> [What you should do] Note each line of the listing that contains the string "Website", and copy it.

> [Material supplied]
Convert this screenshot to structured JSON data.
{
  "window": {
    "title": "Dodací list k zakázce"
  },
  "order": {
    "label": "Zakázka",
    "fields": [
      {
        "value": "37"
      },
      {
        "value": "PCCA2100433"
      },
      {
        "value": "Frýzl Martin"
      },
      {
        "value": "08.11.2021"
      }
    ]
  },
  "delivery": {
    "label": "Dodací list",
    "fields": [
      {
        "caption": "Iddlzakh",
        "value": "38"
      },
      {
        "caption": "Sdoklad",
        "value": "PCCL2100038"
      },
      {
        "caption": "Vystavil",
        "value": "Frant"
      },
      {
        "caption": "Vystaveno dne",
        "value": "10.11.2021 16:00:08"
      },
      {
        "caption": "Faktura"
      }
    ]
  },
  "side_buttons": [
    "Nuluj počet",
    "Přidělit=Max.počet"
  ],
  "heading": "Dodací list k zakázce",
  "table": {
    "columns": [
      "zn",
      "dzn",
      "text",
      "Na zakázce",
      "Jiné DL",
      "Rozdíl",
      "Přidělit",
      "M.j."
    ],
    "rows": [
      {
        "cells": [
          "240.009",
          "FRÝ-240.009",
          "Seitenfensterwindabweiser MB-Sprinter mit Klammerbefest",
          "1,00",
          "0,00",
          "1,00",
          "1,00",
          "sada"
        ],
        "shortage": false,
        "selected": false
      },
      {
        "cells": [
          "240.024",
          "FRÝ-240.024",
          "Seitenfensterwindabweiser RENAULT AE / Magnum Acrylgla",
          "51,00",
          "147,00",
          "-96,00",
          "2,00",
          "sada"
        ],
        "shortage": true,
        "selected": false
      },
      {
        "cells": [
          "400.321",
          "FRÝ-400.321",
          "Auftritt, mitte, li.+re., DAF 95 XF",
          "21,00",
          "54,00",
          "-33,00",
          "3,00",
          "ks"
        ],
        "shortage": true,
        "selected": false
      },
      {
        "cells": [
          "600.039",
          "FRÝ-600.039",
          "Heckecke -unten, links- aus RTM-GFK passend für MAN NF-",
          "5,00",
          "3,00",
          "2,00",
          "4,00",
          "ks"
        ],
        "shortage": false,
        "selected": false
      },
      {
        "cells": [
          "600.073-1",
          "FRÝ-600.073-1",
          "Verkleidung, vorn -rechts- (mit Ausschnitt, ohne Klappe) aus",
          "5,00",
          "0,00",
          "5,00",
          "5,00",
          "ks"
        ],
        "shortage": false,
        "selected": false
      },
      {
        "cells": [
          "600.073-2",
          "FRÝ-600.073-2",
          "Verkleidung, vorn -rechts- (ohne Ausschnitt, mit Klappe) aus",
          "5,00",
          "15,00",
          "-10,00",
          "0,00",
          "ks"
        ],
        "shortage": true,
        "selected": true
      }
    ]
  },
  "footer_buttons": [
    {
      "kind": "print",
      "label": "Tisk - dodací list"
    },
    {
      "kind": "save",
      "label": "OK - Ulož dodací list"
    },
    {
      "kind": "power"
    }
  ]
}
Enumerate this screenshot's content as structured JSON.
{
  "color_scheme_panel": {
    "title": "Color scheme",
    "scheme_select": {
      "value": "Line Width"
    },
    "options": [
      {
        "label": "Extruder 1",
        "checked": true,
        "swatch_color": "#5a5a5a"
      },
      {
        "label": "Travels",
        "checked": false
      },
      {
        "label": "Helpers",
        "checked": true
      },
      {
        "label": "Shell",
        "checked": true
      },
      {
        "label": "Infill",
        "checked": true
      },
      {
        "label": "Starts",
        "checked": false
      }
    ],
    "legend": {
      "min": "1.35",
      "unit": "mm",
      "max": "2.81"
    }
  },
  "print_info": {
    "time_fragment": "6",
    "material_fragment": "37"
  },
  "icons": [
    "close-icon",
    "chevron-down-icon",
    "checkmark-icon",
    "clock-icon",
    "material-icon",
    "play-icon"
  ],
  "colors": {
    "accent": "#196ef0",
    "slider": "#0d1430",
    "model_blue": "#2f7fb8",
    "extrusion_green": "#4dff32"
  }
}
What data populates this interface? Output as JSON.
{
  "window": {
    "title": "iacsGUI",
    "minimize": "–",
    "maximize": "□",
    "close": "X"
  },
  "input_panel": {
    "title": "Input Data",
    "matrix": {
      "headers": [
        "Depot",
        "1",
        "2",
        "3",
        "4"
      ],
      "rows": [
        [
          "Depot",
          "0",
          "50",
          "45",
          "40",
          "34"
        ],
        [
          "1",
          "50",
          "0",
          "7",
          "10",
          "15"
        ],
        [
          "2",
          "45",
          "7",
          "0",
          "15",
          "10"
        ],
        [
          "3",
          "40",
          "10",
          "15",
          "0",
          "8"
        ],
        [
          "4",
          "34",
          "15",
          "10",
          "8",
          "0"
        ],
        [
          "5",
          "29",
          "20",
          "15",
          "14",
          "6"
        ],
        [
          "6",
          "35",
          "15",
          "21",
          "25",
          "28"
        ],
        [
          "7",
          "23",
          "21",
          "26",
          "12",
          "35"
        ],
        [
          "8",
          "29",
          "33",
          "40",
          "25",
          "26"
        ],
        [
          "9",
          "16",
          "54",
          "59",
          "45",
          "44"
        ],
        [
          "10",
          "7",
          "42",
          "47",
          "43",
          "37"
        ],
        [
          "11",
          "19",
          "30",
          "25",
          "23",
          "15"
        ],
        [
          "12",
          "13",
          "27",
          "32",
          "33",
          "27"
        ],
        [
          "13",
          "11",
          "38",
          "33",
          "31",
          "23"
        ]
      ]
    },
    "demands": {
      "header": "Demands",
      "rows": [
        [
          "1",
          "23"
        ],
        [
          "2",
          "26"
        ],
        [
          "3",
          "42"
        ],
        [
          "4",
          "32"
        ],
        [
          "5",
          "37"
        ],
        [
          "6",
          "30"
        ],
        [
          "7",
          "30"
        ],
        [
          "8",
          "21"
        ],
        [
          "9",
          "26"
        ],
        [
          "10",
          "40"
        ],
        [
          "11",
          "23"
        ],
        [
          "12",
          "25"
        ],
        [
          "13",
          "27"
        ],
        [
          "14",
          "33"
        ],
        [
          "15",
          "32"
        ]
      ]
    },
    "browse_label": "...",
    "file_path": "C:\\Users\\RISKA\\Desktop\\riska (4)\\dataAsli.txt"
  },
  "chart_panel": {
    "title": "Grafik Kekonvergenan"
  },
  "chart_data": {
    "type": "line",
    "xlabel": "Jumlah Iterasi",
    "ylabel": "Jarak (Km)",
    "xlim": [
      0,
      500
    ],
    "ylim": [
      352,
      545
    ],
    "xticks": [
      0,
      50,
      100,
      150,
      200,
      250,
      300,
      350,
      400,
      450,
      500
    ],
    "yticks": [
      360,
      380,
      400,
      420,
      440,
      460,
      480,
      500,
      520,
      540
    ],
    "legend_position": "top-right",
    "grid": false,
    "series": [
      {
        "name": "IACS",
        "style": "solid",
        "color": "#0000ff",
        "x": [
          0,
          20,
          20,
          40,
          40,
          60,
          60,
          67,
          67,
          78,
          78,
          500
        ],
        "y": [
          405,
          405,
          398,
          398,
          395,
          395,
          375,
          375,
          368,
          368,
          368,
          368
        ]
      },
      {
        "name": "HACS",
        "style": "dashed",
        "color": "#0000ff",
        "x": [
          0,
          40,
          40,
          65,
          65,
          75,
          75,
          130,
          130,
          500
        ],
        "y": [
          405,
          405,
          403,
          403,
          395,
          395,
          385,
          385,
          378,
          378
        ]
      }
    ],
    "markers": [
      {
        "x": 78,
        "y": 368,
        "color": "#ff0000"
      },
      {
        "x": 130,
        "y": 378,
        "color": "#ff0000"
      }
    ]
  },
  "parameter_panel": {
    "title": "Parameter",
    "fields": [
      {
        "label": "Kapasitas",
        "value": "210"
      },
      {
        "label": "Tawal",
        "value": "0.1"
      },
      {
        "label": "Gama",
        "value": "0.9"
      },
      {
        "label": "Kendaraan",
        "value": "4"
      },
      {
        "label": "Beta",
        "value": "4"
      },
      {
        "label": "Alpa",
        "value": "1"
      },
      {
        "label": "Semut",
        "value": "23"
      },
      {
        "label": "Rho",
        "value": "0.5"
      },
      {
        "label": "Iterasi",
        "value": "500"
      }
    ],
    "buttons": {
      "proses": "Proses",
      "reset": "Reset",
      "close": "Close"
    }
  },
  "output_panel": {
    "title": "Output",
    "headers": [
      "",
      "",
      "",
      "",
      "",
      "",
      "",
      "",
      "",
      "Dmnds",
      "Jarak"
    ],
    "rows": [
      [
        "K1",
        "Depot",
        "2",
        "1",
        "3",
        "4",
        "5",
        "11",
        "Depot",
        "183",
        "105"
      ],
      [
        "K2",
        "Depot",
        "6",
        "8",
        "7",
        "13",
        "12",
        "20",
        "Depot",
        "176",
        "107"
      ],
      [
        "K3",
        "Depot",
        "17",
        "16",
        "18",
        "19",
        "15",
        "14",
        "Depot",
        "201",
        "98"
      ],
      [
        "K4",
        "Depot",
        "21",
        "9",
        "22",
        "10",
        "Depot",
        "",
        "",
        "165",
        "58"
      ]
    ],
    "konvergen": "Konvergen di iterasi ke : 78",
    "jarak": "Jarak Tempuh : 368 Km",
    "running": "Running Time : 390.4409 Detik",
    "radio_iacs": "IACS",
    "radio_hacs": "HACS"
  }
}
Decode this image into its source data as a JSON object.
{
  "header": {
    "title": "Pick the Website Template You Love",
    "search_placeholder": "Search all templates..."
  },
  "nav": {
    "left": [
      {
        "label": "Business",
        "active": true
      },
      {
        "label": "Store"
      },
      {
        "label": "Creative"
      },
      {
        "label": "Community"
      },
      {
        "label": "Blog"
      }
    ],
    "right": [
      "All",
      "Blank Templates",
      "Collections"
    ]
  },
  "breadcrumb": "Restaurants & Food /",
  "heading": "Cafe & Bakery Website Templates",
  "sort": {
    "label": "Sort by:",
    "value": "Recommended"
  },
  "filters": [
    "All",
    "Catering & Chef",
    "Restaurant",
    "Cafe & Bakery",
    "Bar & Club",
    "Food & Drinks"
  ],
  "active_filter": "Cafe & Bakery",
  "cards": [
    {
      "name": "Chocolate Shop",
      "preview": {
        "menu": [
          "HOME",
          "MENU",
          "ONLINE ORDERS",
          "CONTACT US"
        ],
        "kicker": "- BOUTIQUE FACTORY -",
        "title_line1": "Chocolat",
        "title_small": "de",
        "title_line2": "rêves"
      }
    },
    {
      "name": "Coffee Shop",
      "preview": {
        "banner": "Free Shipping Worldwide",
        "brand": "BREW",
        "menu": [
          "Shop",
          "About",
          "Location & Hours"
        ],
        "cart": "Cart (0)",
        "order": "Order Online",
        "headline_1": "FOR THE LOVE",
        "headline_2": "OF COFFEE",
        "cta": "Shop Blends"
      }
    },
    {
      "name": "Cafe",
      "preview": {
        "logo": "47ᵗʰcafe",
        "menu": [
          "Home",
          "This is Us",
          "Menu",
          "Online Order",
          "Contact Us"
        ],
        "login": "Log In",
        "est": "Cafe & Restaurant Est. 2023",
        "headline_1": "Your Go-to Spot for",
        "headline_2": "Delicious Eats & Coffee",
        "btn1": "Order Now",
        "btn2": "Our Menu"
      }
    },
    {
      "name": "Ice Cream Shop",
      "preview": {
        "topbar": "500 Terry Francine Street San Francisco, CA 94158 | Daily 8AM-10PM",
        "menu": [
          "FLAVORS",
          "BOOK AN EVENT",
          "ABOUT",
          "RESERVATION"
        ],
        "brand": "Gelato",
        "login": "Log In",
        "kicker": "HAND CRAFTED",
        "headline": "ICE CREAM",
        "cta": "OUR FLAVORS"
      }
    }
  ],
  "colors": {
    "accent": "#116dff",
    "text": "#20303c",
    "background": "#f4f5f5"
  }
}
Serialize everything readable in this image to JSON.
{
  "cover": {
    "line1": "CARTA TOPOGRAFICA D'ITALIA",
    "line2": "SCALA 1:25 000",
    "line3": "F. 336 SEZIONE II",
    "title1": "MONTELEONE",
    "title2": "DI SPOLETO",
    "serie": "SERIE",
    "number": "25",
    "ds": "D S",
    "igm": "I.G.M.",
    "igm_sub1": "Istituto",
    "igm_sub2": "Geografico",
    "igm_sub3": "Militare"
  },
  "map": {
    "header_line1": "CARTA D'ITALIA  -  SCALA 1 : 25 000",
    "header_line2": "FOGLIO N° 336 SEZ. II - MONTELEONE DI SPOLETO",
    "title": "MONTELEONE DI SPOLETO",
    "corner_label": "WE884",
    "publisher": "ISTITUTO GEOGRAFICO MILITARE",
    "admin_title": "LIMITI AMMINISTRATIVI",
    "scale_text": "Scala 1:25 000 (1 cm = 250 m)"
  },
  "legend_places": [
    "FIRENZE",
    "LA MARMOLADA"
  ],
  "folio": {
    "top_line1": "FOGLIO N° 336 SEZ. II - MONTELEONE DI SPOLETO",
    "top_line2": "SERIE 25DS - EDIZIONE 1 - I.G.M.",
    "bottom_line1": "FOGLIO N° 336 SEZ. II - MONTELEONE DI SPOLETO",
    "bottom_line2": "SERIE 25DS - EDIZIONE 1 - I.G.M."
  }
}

> [Finished exercise]
    "title": "Pick the Website Template You Love",
  "heading": "Cafe & Bakery Website Templates",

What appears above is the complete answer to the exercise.